[Records excerpted from a collection]
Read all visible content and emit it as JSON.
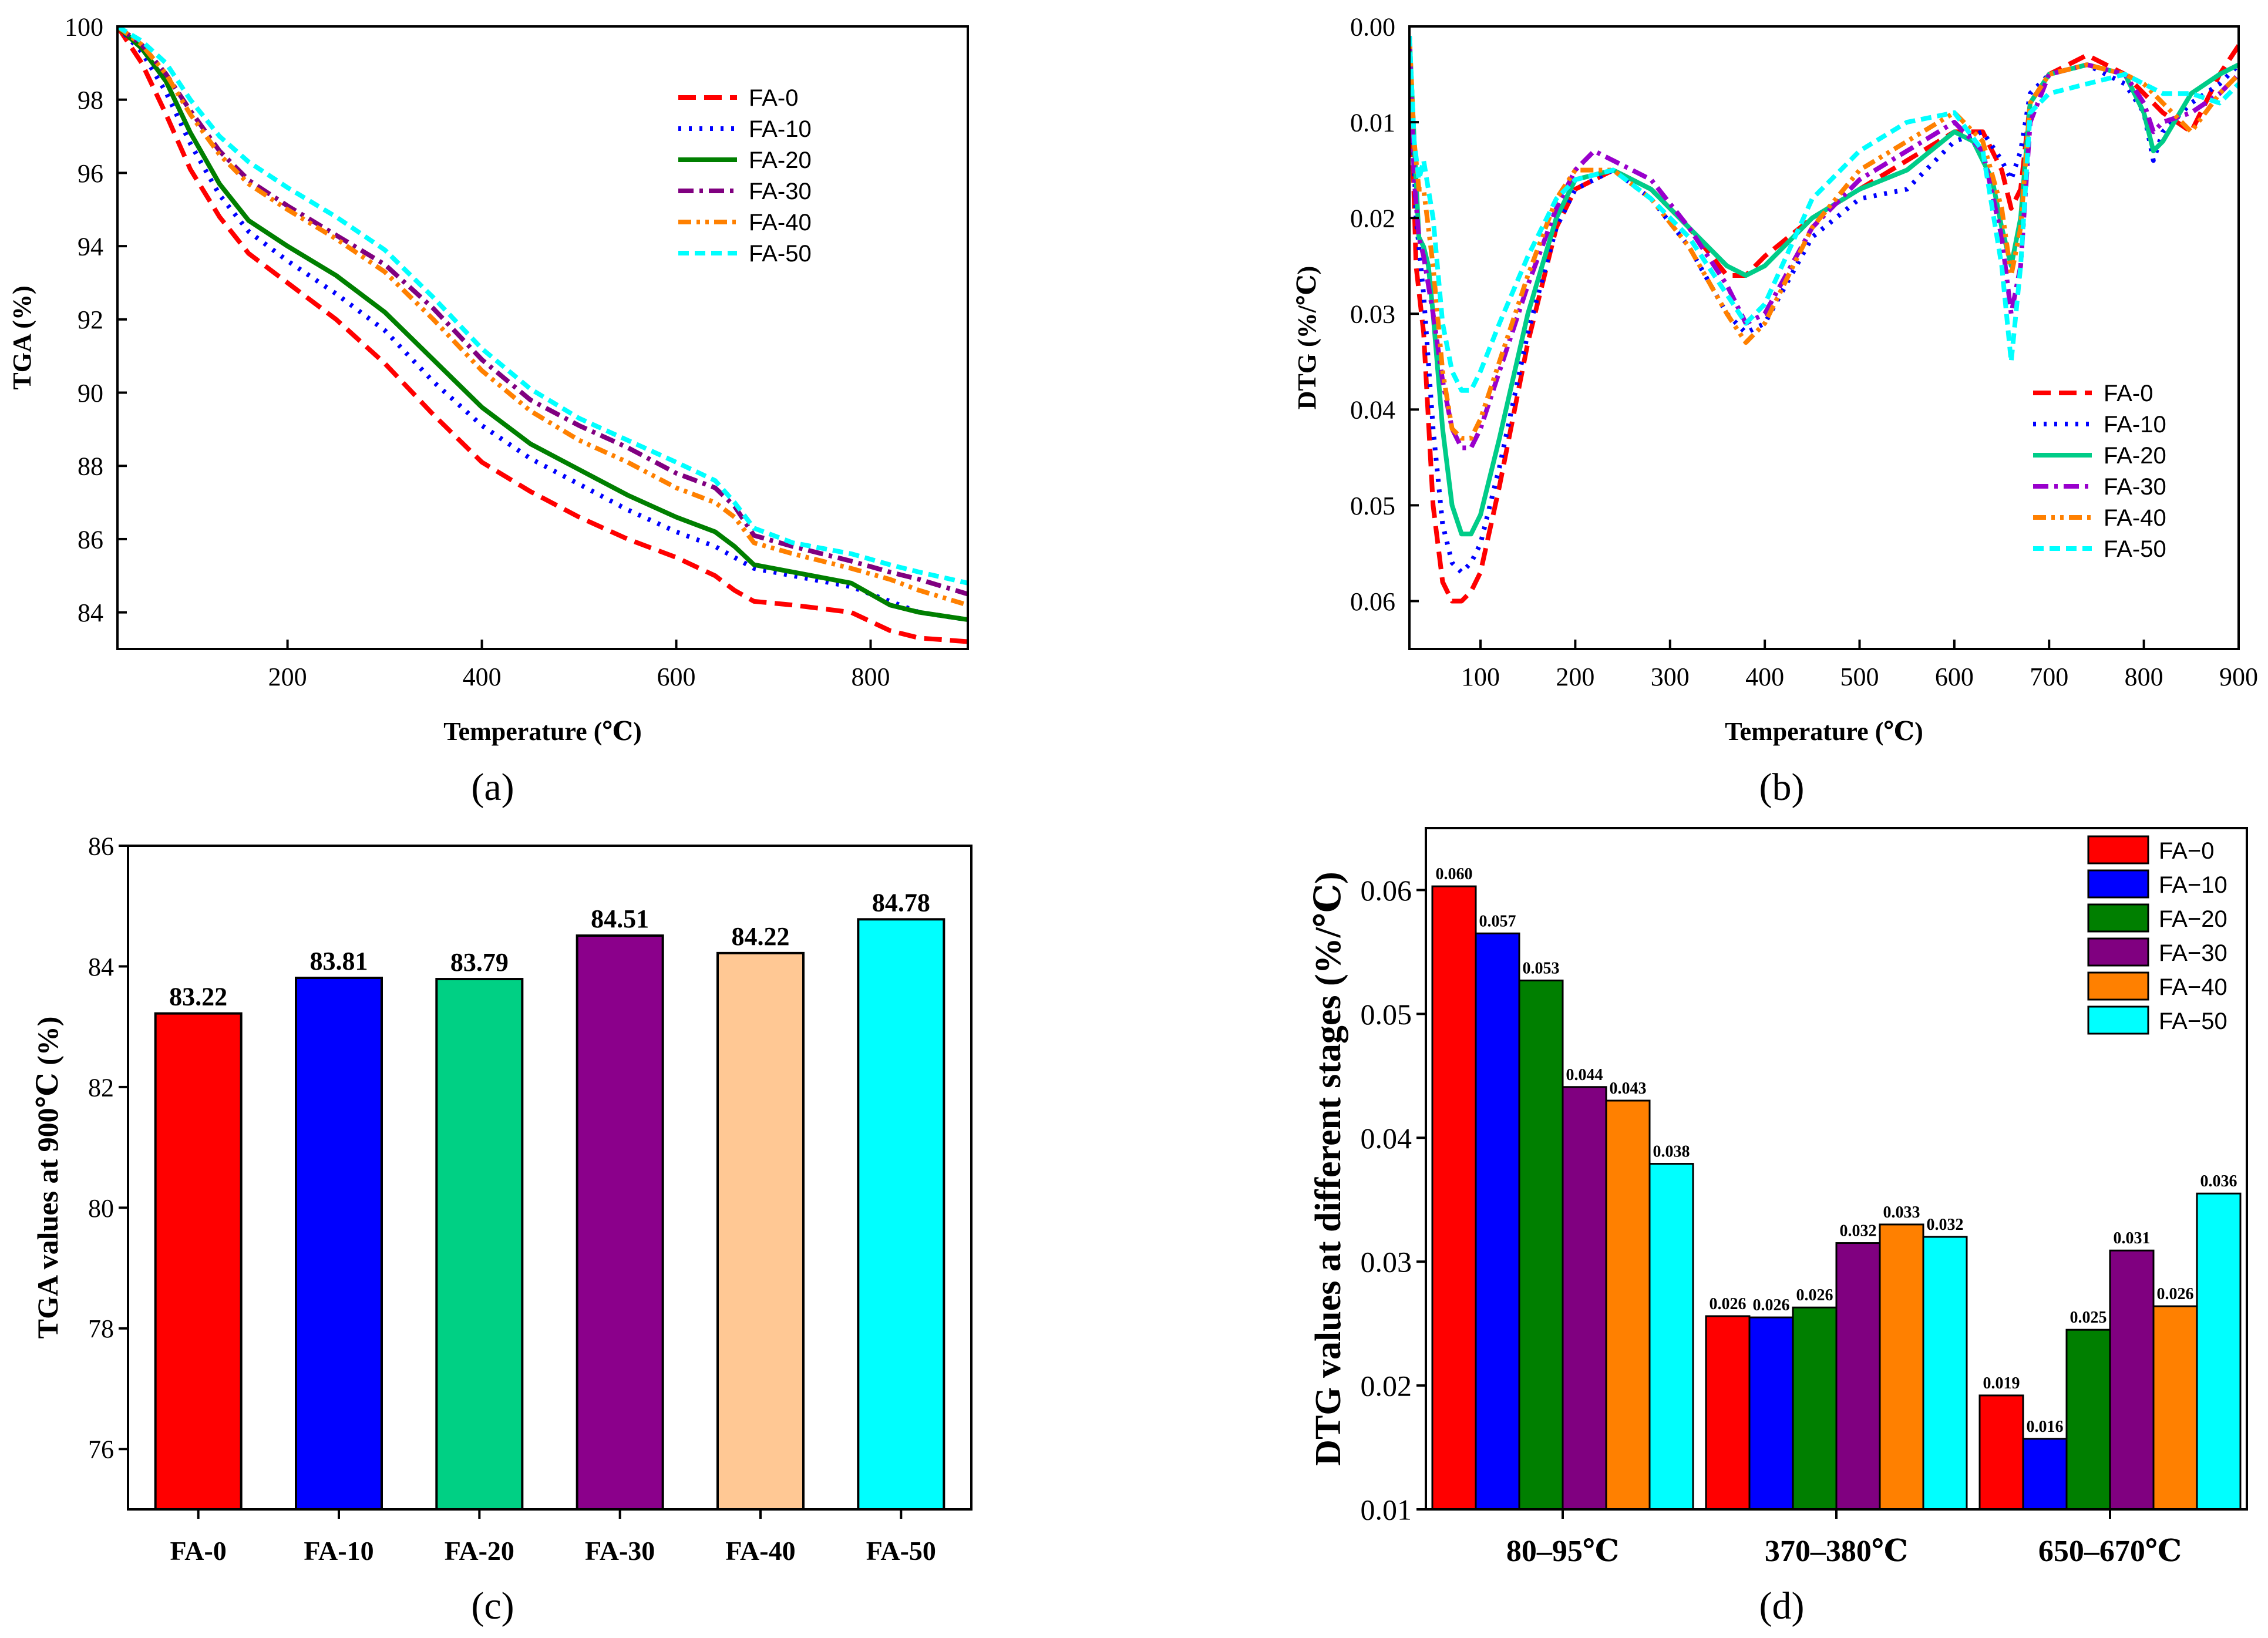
{
  "panel_labels": {
    "a": "(a)",
    "b": "(b)",
    "c": "(c)",
    "d": "(d)"
  },
  "colors": {
    "FA-0": "#ff0000",
    "FA-10": "#0000ff",
    "FA-20": "#007f00",
    "FA-30": "#800080",
    "FA-40": "#ff8000",
    "FA-50": "#00ffff"
  },
  "chart_data": [
    {
      "id": "a",
      "type": "line",
      "title": "",
      "xlabel": "Temperature (℃)",
      "ylabel": "TGA (%)",
      "xlim": [
        25,
        900
      ],
      "ylim": [
        83,
        100
      ],
      "xticks": [
        200,
        400,
        600,
        800
      ],
      "yticks": [
        84,
        86,
        88,
        90,
        92,
        94,
        96,
        98,
        100
      ],
      "legend_position": "top-right",
      "series": [
        {
          "name": "FA-0",
          "color": "#ff0000",
          "dash": "long-dash",
          "x": [
            25,
            50,
            75,
            100,
            130,
            160,
            200,
            250,
            300,
            350,
            400,
            450,
            500,
            550,
            600,
            640,
            660,
            680,
            720,
            780,
            820,
            850,
            900
          ],
          "y": [
            100,
            99,
            97.6,
            96.1,
            94.8,
            93.8,
            93,
            92,
            90.8,
            89.4,
            88.1,
            87.3,
            86.6,
            86,
            85.5,
            85,
            84.6,
            84.3,
            84.2,
            84,
            83.5,
            83.3,
            83.2
          ]
        },
        {
          "name": "FA-10",
          "color": "#0000ff",
          "dash": "dot",
          "x": [
            25,
            50,
            75,
            100,
            130,
            160,
            200,
            250,
            300,
            350,
            400,
            450,
            500,
            550,
            600,
            640,
            660,
            680,
            720,
            780,
            820,
            850,
            900
          ],
          "y": [
            100,
            99.3,
            98.2,
            96.8,
            95.4,
            94.4,
            93.6,
            92.7,
            91.7,
            90.3,
            89.1,
            88.2,
            87.5,
            86.8,
            86.2,
            85.8,
            85.5,
            85.2,
            85,
            84.7,
            84.3,
            84,
            83.8
          ]
        },
        {
          "name": "FA-20",
          "color": "#007f00",
          "dash": "solid",
          "x": [
            25,
            50,
            75,
            100,
            130,
            160,
            200,
            250,
            300,
            350,
            400,
            450,
            500,
            550,
            600,
            640,
            660,
            680,
            720,
            780,
            820,
            850,
            900
          ],
          "y": [
            100,
            99.4,
            98.5,
            97.1,
            95.7,
            94.7,
            94,
            93.2,
            92.2,
            90.9,
            89.6,
            88.6,
            87.9,
            87.2,
            86.6,
            86.2,
            85.8,
            85.3,
            85.1,
            84.8,
            84.2,
            84,
            83.8
          ]
        },
        {
          "name": "FA-30",
          "color": "#800080",
          "dash": "dash-dot",
          "x": [
            25,
            50,
            75,
            100,
            130,
            160,
            200,
            250,
            300,
            350,
            400,
            450,
            500,
            550,
            600,
            640,
            660,
            680,
            720,
            780,
            820,
            850,
            900
          ],
          "y": [
            100,
            99.5,
            98.7,
            97.7,
            96.6,
            95.8,
            95.1,
            94.3,
            93.5,
            92.3,
            90.9,
            89.8,
            89.1,
            88.5,
            87.8,
            87.4,
            86.9,
            86.1,
            85.8,
            85.4,
            85.1,
            84.9,
            84.5
          ]
        },
        {
          "name": "FA-40",
          "color": "#ff8000",
          "dash": "dash-dot-dot",
          "x": [
            25,
            50,
            75,
            100,
            130,
            160,
            200,
            250,
            300,
            350,
            400,
            450,
            500,
            550,
            600,
            640,
            660,
            680,
            720,
            780,
            820,
            850,
            900
          ],
          "y": [
            100,
            99.5,
            98.7,
            97.6,
            96.5,
            95.7,
            95,
            94.2,
            93.3,
            92,
            90.6,
            89.5,
            88.7,
            88.1,
            87.4,
            87,
            86.6,
            85.9,
            85.6,
            85.2,
            84.9,
            84.6,
            84.2
          ]
        },
        {
          "name": "FA-50",
          "color": "#00ffff",
          "dash": "short-dash",
          "x": [
            25,
            50,
            75,
            100,
            130,
            160,
            200,
            250,
            300,
            350,
            400,
            450,
            500,
            550,
            600,
            640,
            660,
            680,
            720,
            780,
            820,
            850,
            900
          ],
          "y": [
            100,
            99.6,
            99,
            98,
            97,
            96.3,
            95.6,
            94.8,
            93.9,
            92.6,
            91.2,
            90.1,
            89.3,
            88.7,
            88.1,
            87.6,
            87,
            86.3,
            85.9,
            85.6,
            85.3,
            85.1,
            84.8
          ]
        }
      ]
    },
    {
      "id": "b",
      "type": "line",
      "title": "",
      "xlabel": "Temperature (℃)",
      "ylabel": "DTG (%/℃)",
      "xlim": [
        25,
        900
      ],
      "ylim": [
        0,
        0.065
      ],
      "y_inverted": true,
      "xticks": [
        100,
        200,
        300,
        400,
        500,
        600,
        700,
        800,
        900
      ],
      "yticks": [
        0.0,
        0.01,
        0.02,
        0.03,
        0.04,
        0.05,
        0.06
      ],
      "ytick_labels": [
        "0.00",
        "0.01",
        "0.02",
        "0.03",
        "0.04",
        "0.05",
        "0.06"
      ],
      "legend_position": "bottom-right",
      "series": [
        {
          "name": "FA-0",
          "color": "#ff0000",
          "dash": "long-dash",
          "x": [
            25,
            32,
            40,
            50,
            60,
            70,
            80,
            90,
            100,
            120,
            150,
            180,
            200,
            240,
            280,
            320,
            360,
            380,
            400,
            450,
            500,
            550,
            600,
            630,
            650,
            660,
            670,
            680,
            700,
            740,
            780,
            800,
            820,
            850,
            880,
            900
          ],
          "y": [
            0.001,
            0.025,
            0.032,
            0.05,
            0.058,
            0.06,
            0.06,
            0.059,
            0.057,
            0.048,
            0.033,
            0.021,
            0.017,
            0.015,
            0.017,
            0.021,
            0.026,
            0.026,
            0.024,
            0.02,
            0.017,
            0.014,
            0.011,
            0.011,
            0.015,
            0.019,
            0.017,
            0.008,
            0.005,
            0.003,
            0.005,
            0.007,
            0.009,
            0.011,
            0.005,
            0.002
          ]
        },
        {
          "name": "FA-10",
          "color": "#0000ff",
          "dash": "dot",
          "x": [
            25,
            32,
            40,
            50,
            60,
            70,
            80,
            90,
            100,
            120,
            150,
            180,
            200,
            240,
            280,
            320,
            360,
            380,
            400,
            450,
            500,
            550,
            600,
            630,
            650,
            660,
            670,
            680,
            700,
            740,
            780,
            800,
            810,
            820,
            850,
            880,
            900
          ],
          "y": [
            0.001,
            0.02,
            0.028,
            0.042,
            0.052,
            0.056,
            0.057,
            0.056,
            0.054,
            0.046,
            0.032,
            0.021,
            0.017,
            0.015,
            0.018,
            0.023,
            0.03,
            0.032,
            0.031,
            0.022,
            0.018,
            0.017,
            0.012,
            0.011,
            0.014,
            0.016,
            0.013,
            0.007,
            0.005,
            0.004,
            0.006,
            0.009,
            0.014,
            0.011,
            0.008,
            0.006,
            0.004
          ]
        },
        {
          "name": "FA-20",
          "color": "#00cc88",
          "dash": "solid",
          "x": [
            25,
            30,
            35,
            40,
            45,
            50,
            60,
            70,
            80,
            90,
            100,
            120,
            150,
            180,
            200,
            240,
            280,
            320,
            360,
            380,
            400,
            450,
            500,
            550,
            600,
            620,
            640,
            650,
            660,
            670,
            680,
            700,
            740,
            780,
            800,
            810,
            820,
            850,
            880,
            900
          ],
          "y": [
            0.001,
            0.012,
            0.022,
            0.023,
            0.025,
            0.03,
            0.042,
            0.05,
            0.053,
            0.053,
            0.051,
            0.043,
            0.03,
            0.02,
            0.016,
            0.015,
            0.017,
            0.021,
            0.025,
            0.026,
            0.025,
            0.02,
            0.017,
            0.015,
            0.011,
            0.012,
            0.016,
            0.021,
            0.025,
            0.02,
            0.008,
            0.005,
            0.004,
            0.005,
            0.009,
            0.013,
            0.012,
            0.007,
            0.005,
            0.004
          ]
        },
        {
          "name": "FA-30",
          "color": "#9900cc",
          "dash": "dash-dot",
          "x": [
            25,
            30,
            35,
            40,
            50,
            60,
            70,
            80,
            90,
            100,
            120,
            150,
            180,
            200,
            220,
            240,
            280,
            320,
            360,
            380,
            400,
            450,
            500,
            550,
            600,
            630,
            650,
            660,
            670,
            680,
            700,
            740,
            780,
            800,
            810,
            820,
            850,
            880,
            900
          ],
          "y": [
            0.001,
            0.016,
            0.022,
            0.024,
            0.03,
            0.037,
            0.042,
            0.044,
            0.044,
            0.042,
            0.036,
            0.027,
            0.019,
            0.015,
            0.013,
            0.014,
            0.016,
            0.021,
            0.027,
            0.031,
            0.03,
            0.021,
            0.016,
            0.013,
            0.01,
            0.013,
            0.022,
            0.03,
            0.025,
            0.01,
            0.005,
            0.004,
            0.005,
            0.008,
            0.011,
            0.01,
            0.009,
            0.007,
            0.005
          ]
        },
        {
          "name": "FA-40",
          "color": "#ff8000",
          "dash": "dash-dot-dot",
          "x": [
            25,
            30,
            35,
            40,
            50,
            60,
            70,
            80,
            90,
            100,
            120,
            150,
            180,
            200,
            240,
            280,
            320,
            360,
            380,
            400,
            450,
            500,
            550,
            600,
            630,
            650,
            660,
            670,
            680,
            700,
            740,
            780,
            800,
            820,
            850,
            880,
            900
          ],
          "y": [
            0.001,
            0.012,
            0.017,
            0.017,
            0.025,
            0.036,
            0.042,
            0.043,
            0.043,
            0.041,
            0.035,
            0.026,
            0.018,
            0.015,
            0.015,
            0.018,
            0.023,
            0.03,
            0.033,
            0.031,
            0.021,
            0.015,
            0.012,
            0.009,
            0.012,
            0.019,
            0.026,
            0.021,
            0.008,
            0.005,
            0.004,
            0.005,
            0.006,
            0.008,
            0.011,
            0.007,
            0.005
          ]
        },
        {
          "name": "FA-50",
          "color": "#00ffff",
          "dash": "short-dash",
          "x": [
            25,
            30,
            35,
            40,
            50,
            60,
            70,
            80,
            90,
            100,
            120,
            150,
            180,
            200,
            240,
            280,
            320,
            360,
            380,
            400,
            450,
            500,
            550,
            600,
            630,
            650,
            660,
            670,
            680,
            700,
            740,
            780,
            800,
            820,
            850,
            880,
            900
          ],
          "y": [
            0.001,
            0.012,
            0.016,
            0.014,
            0.02,
            0.031,
            0.036,
            0.038,
            0.038,
            0.036,
            0.031,
            0.024,
            0.018,
            0.016,
            0.015,
            0.018,
            0.022,
            0.028,
            0.031,
            0.029,
            0.018,
            0.013,
            0.01,
            0.009,
            0.013,
            0.025,
            0.035,
            0.025,
            0.009,
            0.007,
            0.006,
            0.005,
            0.006,
            0.007,
            0.007,
            0.008,
            0.006
          ]
        }
      ]
    },
    {
      "id": "c",
      "type": "bar",
      "title": "",
      "xlabel": "",
      "ylabel": "TGA values at 900℃ (%)",
      "ylim": [
        75,
        86
      ],
      "yticks": [
        76,
        78,
        80,
        82,
        84,
        86
      ],
      "categories": [
        "FA-0",
        "FA-10",
        "FA-20",
        "FA-30",
        "FA-40",
        "FA-50"
      ],
      "values": [
        83.22,
        83.81,
        83.79,
        84.51,
        84.22,
        84.78
      ],
      "value_labels": [
        "83.22",
        "83.81",
        "83.79",
        "84.51",
        "84.22",
        "84.78"
      ],
      "bar_colors": [
        "#ff0000",
        "#0000ff",
        "#00d084",
        "#8b008b",
        "#ffc894",
        "#00ffff"
      ]
    },
    {
      "id": "d",
      "type": "bar",
      "title": "",
      "xlabel": "",
      "ylabel": "DTG values at different stages (%/℃)",
      "ylim": [
        0.01,
        0.065
      ],
      "yticks": [
        0.01,
        0.02,
        0.03,
        0.04,
        0.05,
        0.06
      ],
      "ytick_labels": [
        "0.01",
        "0.02",
        "0.03",
        "0.04",
        "0.05",
        "0.06"
      ],
      "categories": [
        "80–95℃",
        "370–380℃",
        "650–670℃"
      ],
      "legend_position": "top-right",
      "series": [
        {
          "name": "FA−0",
          "color": "#ff0000",
          "values": [
            0.0603,
            0.0256,
            0.0192
          ],
          "labels": [
            "0.060",
            "0.026",
            "0.019"
          ]
        },
        {
          "name": "FA−10",
          "color": "#0000ff",
          "values": [
            0.0565,
            0.0255,
            0.0157
          ],
          "labels": [
            "0.057",
            "0.026",
            "0.016"
          ]
        },
        {
          "name": "FA−20",
          "color": "#007f00",
          "values": [
            0.0527,
            0.0263,
            0.0245
          ],
          "labels": [
            "0.053",
            "0.026",
            "0.025"
          ]
        },
        {
          "name": "FA−30",
          "color": "#800080",
          "values": [
            0.0441,
            0.0315,
            0.0309
          ],
          "labels": [
            "0.044",
            "0.032",
            "0.031"
          ]
        },
        {
          "name": "FA−40",
          "color": "#ff8000",
          "values": [
            0.043,
            0.033,
            0.0264
          ],
          "labels": [
            "0.043",
            "0.033",
            "0.026"
          ]
        },
        {
          "name": "FA−50",
          "color": "#00ffff",
          "values": [
            0.0379,
            0.032,
            0.0355
          ],
          "labels": [
            "0.038",
            "0.032",
            "0.036"
          ]
        }
      ]
    }
  ]
}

* **Task statement**: State how many lines of the listing above include the word "ylabel". Give nothing but the number.

* **Exercise answer**: 4